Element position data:
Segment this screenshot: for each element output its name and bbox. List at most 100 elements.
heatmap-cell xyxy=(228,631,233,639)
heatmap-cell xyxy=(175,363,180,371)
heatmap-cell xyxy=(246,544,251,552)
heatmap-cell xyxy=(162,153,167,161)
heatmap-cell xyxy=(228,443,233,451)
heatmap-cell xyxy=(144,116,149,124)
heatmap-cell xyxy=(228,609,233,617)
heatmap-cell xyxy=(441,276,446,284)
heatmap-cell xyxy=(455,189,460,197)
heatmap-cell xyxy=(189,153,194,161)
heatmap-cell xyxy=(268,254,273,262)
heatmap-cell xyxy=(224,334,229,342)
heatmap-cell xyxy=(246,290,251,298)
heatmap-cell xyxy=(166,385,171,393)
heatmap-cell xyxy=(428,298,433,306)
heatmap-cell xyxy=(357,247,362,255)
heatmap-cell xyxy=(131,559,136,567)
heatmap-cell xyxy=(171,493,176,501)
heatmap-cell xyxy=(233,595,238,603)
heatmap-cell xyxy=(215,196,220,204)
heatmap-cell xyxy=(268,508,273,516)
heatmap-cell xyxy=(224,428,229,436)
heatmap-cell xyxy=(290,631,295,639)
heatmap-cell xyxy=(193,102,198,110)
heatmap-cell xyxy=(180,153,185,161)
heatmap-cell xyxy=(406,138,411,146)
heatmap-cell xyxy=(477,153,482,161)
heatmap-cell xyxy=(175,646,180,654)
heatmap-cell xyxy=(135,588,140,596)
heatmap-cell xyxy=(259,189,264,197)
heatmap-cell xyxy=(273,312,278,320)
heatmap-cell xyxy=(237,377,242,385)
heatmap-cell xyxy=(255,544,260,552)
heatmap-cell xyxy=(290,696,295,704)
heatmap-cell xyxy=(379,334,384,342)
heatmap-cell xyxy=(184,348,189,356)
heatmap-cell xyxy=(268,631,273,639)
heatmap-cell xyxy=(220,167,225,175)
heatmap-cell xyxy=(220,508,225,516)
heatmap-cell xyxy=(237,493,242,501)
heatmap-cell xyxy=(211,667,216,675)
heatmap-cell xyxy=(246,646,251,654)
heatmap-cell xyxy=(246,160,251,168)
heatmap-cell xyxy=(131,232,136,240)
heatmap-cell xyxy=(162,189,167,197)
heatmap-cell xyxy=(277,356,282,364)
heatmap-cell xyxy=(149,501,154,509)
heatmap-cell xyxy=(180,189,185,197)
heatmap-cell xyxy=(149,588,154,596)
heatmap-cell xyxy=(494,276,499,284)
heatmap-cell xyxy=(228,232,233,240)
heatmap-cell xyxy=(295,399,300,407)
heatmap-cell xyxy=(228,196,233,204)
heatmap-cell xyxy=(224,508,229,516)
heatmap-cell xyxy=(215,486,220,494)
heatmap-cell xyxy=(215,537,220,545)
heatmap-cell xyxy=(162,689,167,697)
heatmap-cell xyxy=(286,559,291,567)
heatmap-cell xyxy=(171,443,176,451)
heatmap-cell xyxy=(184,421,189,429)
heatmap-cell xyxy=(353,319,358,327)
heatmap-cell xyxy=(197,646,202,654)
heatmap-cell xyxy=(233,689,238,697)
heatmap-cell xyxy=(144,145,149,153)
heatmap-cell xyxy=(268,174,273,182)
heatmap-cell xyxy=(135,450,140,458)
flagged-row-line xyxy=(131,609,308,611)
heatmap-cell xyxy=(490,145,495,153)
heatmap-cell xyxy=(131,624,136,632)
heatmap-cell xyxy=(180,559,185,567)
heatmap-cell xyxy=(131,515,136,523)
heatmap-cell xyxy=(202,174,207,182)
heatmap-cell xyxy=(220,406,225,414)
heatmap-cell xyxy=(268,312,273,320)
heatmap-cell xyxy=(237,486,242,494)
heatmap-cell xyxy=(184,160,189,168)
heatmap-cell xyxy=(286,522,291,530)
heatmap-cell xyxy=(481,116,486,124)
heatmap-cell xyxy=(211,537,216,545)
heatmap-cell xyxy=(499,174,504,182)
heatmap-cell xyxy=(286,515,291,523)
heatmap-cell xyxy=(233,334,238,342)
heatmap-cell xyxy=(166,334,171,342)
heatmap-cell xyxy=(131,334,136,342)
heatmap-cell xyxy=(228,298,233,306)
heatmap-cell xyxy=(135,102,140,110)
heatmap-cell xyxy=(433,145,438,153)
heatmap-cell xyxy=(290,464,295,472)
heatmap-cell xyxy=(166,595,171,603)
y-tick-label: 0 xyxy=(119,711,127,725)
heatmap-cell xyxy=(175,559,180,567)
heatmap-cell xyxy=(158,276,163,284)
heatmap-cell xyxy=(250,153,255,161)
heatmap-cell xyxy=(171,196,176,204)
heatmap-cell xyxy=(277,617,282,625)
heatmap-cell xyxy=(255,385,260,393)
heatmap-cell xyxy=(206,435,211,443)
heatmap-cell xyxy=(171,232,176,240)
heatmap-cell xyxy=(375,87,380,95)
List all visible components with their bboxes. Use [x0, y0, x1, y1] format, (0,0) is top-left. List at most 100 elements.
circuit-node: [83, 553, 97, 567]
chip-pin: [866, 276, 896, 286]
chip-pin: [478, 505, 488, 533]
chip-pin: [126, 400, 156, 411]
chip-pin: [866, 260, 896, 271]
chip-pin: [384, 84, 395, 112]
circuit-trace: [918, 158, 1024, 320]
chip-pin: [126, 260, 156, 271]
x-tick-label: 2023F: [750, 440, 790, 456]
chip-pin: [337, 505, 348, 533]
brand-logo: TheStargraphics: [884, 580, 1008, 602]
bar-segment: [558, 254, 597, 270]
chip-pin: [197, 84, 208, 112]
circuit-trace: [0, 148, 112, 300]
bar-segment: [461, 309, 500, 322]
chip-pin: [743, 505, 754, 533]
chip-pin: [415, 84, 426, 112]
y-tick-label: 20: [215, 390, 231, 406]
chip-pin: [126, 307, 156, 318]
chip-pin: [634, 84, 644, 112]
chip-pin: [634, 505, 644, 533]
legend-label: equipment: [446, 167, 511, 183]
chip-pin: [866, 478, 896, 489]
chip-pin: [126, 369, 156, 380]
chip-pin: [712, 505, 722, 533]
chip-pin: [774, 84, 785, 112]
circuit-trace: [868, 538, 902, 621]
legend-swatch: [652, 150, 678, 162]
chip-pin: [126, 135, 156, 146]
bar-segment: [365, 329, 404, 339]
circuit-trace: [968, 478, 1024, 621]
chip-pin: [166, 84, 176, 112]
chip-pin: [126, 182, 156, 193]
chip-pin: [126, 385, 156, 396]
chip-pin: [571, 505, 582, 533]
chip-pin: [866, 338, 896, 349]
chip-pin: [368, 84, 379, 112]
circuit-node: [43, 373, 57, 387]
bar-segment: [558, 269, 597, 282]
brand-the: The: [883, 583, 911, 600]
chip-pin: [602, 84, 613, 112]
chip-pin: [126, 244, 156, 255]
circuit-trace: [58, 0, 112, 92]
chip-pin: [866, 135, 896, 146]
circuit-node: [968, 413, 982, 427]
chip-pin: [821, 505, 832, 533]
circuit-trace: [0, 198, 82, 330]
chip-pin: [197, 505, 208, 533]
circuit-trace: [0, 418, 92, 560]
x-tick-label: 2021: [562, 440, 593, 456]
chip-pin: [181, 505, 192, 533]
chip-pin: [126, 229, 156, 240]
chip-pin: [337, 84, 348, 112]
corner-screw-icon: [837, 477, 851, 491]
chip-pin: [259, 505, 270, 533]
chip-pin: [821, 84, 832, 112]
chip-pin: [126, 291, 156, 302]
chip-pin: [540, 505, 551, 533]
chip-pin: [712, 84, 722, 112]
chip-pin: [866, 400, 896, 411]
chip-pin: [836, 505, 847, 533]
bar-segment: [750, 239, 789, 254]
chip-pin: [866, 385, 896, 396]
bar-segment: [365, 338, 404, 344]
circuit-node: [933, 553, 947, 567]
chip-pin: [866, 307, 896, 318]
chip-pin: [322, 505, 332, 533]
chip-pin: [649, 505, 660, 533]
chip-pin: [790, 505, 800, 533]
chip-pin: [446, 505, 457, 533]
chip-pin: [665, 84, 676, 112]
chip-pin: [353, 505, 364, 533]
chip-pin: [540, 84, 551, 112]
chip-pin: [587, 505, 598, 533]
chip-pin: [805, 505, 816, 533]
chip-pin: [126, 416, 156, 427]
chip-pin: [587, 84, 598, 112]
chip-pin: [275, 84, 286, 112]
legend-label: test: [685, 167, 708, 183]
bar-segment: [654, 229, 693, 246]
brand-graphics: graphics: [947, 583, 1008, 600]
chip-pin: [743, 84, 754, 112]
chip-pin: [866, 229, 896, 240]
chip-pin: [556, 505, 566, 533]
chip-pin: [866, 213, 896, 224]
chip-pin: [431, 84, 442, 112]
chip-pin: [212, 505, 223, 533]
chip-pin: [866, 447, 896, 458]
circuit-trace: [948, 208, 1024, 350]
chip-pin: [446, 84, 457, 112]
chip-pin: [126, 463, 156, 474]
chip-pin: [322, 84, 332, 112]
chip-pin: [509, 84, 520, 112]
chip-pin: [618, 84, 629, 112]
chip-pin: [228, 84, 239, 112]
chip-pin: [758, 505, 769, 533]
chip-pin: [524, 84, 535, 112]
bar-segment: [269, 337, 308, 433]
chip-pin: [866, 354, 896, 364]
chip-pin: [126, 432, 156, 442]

▸ AIM:
Print the items verbatim, from the very first line through the line containing "heatmap-cell xyxy=(162,153,167,161)", with both of those lines included.

▸ THE RESULT:
Segment this screenshot: for each element output its name and bbox. List at most 100 elements.
heatmap-cell xyxy=(228,631,233,639)
heatmap-cell xyxy=(175,363,180,371)
heatmap-cell xyxy=(246,544,251,552)
heatmap-cell xyxy=(162,153,167,161)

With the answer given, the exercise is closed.